● Exercise
Pick out all lines of the entries that include the word "VOLTAGE" and copy them.

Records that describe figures

######

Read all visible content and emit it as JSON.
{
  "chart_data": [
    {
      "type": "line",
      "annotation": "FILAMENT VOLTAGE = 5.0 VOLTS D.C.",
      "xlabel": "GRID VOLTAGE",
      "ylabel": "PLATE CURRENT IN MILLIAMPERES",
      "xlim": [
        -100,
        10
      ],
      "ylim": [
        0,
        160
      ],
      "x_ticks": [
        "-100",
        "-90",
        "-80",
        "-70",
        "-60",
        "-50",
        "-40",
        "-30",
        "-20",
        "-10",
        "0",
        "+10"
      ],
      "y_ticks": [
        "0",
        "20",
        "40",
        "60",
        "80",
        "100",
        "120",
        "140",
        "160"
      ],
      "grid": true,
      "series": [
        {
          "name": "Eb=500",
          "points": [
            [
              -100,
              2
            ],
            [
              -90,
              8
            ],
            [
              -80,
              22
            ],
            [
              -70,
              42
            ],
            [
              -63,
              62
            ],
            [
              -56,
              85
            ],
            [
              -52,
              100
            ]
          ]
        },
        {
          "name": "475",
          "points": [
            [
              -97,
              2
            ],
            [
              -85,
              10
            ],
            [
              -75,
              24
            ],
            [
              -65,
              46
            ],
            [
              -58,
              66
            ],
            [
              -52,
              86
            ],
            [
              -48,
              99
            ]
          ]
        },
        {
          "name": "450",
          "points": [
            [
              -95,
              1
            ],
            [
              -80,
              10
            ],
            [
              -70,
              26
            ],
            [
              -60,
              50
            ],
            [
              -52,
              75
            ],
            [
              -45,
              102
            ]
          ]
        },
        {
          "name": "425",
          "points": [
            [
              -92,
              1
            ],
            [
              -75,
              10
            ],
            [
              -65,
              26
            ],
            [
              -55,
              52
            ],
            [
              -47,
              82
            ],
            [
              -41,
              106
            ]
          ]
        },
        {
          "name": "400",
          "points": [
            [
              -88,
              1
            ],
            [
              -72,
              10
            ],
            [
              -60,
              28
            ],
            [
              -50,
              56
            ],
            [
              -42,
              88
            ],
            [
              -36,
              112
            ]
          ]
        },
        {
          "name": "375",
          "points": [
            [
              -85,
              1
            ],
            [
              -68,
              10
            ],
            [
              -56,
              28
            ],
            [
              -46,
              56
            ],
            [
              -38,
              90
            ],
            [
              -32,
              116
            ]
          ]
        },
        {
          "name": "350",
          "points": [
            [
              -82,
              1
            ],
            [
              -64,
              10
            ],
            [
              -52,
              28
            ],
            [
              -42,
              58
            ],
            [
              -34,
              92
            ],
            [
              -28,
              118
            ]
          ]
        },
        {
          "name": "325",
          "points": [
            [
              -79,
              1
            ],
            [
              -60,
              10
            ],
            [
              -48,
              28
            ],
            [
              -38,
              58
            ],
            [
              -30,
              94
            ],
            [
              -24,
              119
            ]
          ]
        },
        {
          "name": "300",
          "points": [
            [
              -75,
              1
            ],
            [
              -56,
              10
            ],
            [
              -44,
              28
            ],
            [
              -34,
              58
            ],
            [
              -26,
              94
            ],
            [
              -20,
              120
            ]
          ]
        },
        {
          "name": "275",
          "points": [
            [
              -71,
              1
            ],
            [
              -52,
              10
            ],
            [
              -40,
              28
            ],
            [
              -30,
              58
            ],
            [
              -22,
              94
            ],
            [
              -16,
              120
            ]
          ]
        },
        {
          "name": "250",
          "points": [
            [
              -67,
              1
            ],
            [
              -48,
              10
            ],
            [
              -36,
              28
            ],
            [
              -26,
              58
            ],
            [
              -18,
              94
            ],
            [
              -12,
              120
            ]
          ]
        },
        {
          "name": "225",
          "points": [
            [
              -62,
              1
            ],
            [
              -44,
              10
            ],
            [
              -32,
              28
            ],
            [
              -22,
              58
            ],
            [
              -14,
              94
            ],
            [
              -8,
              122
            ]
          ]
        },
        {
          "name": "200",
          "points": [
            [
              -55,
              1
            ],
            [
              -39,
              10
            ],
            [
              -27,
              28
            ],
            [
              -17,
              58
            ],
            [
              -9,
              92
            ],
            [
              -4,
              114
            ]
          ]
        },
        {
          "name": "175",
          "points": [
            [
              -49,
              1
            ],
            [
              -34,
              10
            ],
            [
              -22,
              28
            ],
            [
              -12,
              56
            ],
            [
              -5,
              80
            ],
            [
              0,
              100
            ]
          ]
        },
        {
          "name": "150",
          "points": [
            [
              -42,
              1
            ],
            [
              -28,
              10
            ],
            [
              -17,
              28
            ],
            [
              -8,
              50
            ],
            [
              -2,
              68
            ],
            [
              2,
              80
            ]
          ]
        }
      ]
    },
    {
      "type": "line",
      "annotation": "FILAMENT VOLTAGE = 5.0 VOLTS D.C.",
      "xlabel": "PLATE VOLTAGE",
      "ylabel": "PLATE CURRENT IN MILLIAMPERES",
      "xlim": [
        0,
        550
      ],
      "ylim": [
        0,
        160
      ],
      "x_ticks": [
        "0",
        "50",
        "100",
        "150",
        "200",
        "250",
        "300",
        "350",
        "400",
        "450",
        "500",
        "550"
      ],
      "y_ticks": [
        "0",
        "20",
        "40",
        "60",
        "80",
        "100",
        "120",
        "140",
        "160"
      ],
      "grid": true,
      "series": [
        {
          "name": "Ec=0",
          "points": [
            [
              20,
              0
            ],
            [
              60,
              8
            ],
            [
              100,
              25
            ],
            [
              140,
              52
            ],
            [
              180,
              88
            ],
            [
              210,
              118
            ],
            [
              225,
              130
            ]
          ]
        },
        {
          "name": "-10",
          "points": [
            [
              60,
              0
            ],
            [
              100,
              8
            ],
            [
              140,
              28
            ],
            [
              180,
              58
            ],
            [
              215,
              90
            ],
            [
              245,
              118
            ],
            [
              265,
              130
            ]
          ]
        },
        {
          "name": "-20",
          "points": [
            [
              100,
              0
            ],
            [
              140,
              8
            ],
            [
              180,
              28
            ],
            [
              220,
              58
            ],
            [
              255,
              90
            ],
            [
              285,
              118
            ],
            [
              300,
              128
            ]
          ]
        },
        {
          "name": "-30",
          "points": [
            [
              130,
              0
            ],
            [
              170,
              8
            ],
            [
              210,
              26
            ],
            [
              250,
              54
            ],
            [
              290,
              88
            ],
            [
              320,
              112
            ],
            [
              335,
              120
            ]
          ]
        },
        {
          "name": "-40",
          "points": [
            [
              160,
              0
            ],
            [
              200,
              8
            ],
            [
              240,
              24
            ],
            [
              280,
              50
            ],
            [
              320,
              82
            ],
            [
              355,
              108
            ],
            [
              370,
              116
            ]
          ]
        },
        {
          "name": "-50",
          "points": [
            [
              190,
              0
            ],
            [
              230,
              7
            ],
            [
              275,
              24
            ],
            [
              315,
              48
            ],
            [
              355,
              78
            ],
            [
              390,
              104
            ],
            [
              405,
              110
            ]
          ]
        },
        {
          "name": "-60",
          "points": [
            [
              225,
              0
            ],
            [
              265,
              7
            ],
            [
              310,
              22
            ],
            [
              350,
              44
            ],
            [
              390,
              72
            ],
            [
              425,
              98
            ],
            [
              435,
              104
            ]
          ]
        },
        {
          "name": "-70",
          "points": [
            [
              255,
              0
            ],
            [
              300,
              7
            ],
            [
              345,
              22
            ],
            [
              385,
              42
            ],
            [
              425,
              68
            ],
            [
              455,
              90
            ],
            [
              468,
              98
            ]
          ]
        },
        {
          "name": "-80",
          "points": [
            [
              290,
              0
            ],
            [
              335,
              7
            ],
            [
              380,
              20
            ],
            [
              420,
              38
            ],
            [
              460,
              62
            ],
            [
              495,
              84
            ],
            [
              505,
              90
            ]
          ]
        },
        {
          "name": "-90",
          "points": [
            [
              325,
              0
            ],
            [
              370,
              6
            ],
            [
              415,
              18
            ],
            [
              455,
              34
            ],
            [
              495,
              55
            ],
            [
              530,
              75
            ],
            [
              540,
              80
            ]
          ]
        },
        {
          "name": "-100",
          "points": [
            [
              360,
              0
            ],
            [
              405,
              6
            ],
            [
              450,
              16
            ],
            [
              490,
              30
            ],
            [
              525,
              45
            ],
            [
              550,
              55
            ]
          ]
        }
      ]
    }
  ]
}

######

● Solution for this problem
      "annotation": "FILAMENT VOLTAGE = 5.0 VOLTS D.C.",
      "xlabel": "GRID VOLTAGE",
      "annotation": "FILAMENT VOLTAGE = 5.0 VOLTS D.C.",
      "xlabel": "PLATE VOLTAGE",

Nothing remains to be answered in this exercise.